__Work to do__: Only lines holding the word "Forecast" should be copied from the material.

__Stored data entries__:
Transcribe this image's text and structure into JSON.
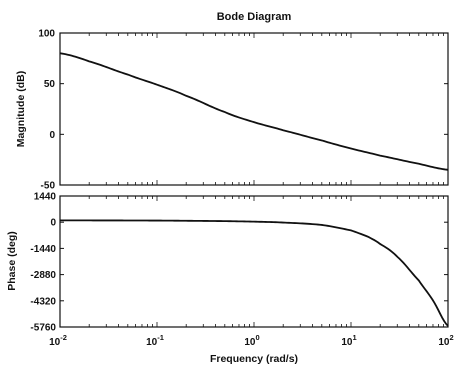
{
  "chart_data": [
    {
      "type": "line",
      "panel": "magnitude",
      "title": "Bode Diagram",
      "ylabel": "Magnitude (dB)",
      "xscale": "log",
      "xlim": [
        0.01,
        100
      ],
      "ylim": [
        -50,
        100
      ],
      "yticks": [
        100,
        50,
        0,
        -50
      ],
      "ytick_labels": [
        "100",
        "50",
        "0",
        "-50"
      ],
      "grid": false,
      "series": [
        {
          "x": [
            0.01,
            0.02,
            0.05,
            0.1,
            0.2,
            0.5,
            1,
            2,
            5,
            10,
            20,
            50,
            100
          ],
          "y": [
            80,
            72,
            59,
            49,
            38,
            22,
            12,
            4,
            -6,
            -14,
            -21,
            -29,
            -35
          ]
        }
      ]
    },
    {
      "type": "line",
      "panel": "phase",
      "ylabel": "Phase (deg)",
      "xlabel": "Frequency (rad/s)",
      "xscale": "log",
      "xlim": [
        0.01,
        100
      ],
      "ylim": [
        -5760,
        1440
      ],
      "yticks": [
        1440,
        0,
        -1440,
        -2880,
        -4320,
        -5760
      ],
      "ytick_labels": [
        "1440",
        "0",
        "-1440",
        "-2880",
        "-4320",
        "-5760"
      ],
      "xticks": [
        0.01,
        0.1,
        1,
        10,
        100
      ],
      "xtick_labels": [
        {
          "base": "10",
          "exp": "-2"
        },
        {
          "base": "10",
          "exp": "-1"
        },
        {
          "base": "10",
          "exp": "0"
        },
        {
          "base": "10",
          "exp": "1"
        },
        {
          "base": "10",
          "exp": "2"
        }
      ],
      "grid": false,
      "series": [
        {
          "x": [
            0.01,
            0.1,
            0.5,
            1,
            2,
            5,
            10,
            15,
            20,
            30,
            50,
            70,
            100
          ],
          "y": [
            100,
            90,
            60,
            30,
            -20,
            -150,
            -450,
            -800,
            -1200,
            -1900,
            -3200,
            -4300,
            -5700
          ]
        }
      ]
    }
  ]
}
---
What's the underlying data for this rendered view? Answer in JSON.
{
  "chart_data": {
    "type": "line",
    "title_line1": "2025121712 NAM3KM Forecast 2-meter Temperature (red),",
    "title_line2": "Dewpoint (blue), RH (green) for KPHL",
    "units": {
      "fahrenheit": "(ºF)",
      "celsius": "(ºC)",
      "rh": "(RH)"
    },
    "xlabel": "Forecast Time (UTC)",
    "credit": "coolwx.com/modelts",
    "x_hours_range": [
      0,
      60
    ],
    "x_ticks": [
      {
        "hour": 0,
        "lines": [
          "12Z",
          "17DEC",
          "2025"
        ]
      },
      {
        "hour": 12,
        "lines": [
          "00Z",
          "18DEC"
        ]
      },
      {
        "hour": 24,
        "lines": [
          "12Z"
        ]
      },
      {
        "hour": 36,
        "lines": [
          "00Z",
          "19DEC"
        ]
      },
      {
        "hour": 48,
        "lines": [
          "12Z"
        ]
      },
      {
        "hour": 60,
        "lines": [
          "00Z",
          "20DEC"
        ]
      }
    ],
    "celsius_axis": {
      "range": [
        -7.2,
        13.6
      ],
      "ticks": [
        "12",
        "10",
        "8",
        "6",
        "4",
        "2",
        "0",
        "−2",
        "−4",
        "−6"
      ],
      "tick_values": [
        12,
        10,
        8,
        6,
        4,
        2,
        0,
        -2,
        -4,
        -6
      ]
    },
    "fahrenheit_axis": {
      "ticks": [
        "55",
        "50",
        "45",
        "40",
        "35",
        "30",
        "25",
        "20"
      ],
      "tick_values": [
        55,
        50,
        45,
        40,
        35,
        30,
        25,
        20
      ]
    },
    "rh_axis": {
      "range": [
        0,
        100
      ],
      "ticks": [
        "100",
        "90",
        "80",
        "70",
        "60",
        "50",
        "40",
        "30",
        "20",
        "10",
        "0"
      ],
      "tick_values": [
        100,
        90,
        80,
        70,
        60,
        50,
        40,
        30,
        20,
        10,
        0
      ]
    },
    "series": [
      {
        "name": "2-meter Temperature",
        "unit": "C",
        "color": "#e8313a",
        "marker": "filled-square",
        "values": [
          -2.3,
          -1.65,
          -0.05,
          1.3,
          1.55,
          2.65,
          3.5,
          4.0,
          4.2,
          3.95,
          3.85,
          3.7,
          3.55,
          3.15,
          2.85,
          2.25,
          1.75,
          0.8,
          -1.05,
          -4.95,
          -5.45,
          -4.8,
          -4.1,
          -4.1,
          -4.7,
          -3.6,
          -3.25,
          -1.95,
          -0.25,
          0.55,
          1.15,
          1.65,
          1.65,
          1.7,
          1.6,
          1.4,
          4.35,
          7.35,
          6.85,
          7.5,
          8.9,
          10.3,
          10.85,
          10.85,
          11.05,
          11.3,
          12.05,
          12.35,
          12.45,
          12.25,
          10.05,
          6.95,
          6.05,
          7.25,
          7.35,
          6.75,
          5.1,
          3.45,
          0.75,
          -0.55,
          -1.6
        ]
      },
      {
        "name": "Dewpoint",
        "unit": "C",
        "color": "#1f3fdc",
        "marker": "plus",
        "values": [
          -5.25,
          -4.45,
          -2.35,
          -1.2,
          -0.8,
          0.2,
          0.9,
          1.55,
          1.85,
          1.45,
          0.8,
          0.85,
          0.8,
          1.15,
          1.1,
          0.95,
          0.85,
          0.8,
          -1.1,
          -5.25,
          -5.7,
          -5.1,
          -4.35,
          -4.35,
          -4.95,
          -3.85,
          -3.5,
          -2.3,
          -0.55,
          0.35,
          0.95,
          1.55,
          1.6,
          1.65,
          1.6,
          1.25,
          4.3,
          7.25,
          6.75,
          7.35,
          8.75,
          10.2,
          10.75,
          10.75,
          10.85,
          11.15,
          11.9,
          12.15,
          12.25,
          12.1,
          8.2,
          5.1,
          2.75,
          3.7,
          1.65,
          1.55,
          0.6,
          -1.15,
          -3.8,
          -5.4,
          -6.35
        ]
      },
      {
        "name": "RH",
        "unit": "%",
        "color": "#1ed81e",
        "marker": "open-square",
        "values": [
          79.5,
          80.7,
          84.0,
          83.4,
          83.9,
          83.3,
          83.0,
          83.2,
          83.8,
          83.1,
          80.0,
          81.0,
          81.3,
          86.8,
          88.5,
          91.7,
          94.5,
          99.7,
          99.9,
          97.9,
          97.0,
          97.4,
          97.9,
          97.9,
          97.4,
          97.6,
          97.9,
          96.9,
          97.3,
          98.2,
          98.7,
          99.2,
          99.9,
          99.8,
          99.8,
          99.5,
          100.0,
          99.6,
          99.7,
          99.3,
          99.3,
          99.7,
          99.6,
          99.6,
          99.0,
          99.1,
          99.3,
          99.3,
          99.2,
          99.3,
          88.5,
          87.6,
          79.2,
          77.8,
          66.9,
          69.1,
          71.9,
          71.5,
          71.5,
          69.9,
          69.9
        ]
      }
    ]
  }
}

__Output of the exercise__:
    "title_line1": "2025121712 NAM3KM Forecast 2-meter Temperature (red),",
    "xlabel": "Forecast Time (UTC)",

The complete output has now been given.